> _DIRECTIONS FOR THIS TASK_
Search the material for the word "Fourier" and copy each line that holds it.

[Records from a data collection]
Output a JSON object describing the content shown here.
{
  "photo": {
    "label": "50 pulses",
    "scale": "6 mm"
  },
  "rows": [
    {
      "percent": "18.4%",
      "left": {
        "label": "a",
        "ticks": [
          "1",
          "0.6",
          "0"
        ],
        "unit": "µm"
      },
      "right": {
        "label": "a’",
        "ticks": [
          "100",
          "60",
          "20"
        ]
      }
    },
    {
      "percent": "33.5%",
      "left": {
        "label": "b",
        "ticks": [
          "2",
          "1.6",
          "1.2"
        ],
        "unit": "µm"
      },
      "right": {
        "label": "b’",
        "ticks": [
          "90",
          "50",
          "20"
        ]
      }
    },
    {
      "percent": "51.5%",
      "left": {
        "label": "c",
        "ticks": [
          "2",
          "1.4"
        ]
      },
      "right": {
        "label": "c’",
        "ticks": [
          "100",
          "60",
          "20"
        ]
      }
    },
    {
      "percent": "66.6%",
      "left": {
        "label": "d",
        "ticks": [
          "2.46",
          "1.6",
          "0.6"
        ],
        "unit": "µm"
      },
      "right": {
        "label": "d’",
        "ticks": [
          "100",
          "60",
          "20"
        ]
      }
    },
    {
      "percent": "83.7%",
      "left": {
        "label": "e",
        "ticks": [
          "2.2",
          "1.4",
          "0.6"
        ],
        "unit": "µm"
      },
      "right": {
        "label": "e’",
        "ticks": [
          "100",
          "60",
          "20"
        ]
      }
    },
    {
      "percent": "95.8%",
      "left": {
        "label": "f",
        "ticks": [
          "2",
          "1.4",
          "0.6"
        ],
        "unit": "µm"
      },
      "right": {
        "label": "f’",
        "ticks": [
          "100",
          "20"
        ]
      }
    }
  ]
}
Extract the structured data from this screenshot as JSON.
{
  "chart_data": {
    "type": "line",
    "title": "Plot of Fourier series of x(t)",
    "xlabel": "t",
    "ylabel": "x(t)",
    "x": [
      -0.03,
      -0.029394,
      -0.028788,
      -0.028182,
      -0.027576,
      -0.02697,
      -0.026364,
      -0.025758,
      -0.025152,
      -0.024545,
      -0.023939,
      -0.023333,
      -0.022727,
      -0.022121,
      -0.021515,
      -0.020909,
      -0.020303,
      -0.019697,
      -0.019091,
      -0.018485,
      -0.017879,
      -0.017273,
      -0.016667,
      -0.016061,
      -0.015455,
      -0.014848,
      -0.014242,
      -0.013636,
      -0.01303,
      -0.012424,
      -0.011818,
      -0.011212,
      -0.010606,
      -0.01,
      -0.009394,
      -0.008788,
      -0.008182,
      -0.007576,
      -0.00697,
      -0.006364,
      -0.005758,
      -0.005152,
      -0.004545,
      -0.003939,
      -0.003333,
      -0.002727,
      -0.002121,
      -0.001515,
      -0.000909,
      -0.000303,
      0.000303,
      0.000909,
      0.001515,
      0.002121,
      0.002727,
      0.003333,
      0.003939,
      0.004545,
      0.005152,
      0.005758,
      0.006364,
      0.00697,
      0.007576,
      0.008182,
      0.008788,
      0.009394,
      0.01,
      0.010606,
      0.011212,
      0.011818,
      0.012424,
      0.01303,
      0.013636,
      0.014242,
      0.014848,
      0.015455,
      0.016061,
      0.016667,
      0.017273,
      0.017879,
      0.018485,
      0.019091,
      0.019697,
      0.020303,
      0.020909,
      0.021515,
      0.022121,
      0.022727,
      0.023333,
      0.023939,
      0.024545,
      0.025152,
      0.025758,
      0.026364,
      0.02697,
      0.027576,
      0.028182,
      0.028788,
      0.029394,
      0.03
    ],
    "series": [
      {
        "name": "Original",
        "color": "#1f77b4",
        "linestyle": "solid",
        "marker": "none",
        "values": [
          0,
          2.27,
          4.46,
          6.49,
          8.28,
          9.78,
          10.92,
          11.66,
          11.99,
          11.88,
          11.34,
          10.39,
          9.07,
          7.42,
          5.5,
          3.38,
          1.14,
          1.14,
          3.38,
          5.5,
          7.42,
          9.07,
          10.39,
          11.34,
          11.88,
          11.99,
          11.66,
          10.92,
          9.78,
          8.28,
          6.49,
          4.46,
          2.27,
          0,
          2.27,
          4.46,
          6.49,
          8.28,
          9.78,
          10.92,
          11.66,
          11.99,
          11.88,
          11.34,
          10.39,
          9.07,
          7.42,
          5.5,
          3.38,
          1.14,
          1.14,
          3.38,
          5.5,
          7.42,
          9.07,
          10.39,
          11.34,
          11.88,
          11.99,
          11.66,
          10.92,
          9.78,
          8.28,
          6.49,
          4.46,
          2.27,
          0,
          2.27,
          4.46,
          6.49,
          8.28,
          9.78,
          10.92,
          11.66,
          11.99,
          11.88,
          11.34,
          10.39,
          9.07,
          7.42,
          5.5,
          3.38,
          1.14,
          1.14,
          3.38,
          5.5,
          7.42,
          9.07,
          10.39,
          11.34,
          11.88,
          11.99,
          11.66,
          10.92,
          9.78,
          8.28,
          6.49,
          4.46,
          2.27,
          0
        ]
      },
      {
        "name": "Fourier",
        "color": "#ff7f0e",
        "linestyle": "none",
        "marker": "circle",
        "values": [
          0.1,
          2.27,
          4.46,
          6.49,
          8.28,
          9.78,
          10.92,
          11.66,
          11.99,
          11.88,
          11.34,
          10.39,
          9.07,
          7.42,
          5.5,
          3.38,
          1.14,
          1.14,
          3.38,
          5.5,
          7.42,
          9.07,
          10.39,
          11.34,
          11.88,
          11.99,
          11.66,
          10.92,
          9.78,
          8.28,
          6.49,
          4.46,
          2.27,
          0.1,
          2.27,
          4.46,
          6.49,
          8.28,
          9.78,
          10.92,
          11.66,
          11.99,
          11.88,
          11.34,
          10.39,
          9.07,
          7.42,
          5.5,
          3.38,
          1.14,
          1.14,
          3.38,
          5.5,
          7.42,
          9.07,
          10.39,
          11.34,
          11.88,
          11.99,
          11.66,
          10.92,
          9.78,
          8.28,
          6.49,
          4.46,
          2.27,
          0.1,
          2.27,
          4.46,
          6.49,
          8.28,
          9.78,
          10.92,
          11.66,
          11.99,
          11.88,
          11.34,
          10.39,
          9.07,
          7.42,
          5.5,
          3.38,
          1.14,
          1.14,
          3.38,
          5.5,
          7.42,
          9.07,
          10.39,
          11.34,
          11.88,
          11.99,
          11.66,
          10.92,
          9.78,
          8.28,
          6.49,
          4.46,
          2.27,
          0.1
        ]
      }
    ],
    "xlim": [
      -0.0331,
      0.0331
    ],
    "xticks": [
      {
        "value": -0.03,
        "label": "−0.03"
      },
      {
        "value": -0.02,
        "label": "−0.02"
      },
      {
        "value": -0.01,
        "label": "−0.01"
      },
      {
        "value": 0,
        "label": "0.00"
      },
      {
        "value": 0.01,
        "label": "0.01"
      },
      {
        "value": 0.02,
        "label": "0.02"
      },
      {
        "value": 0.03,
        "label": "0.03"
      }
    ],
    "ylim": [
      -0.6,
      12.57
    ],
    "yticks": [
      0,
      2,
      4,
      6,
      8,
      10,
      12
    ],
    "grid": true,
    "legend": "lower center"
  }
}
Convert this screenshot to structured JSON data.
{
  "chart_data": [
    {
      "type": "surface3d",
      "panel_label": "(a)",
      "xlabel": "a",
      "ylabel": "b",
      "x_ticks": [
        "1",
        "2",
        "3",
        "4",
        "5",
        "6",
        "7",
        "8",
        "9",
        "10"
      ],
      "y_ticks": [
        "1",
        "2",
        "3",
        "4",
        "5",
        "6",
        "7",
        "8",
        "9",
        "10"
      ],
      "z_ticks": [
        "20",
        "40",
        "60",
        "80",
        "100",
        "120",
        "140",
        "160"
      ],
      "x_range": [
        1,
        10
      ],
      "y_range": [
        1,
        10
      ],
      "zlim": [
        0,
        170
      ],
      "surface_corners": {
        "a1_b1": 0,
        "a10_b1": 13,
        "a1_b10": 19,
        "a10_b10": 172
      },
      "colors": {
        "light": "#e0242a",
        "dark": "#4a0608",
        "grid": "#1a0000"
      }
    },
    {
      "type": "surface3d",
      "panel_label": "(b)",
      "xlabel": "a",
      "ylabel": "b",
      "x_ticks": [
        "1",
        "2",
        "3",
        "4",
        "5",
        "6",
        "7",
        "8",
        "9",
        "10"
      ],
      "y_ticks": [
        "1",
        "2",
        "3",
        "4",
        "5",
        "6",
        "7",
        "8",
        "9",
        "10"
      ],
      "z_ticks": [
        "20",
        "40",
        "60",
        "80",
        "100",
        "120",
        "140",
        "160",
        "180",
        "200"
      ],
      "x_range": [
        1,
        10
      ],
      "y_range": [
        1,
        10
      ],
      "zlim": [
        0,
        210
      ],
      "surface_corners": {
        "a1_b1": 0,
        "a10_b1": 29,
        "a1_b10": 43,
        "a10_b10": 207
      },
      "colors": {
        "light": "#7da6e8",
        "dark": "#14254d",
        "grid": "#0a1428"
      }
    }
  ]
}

> _FULL RESPONSE_
    "title": "Plot of Fourier series of x(t)",
        "name": "Fourier",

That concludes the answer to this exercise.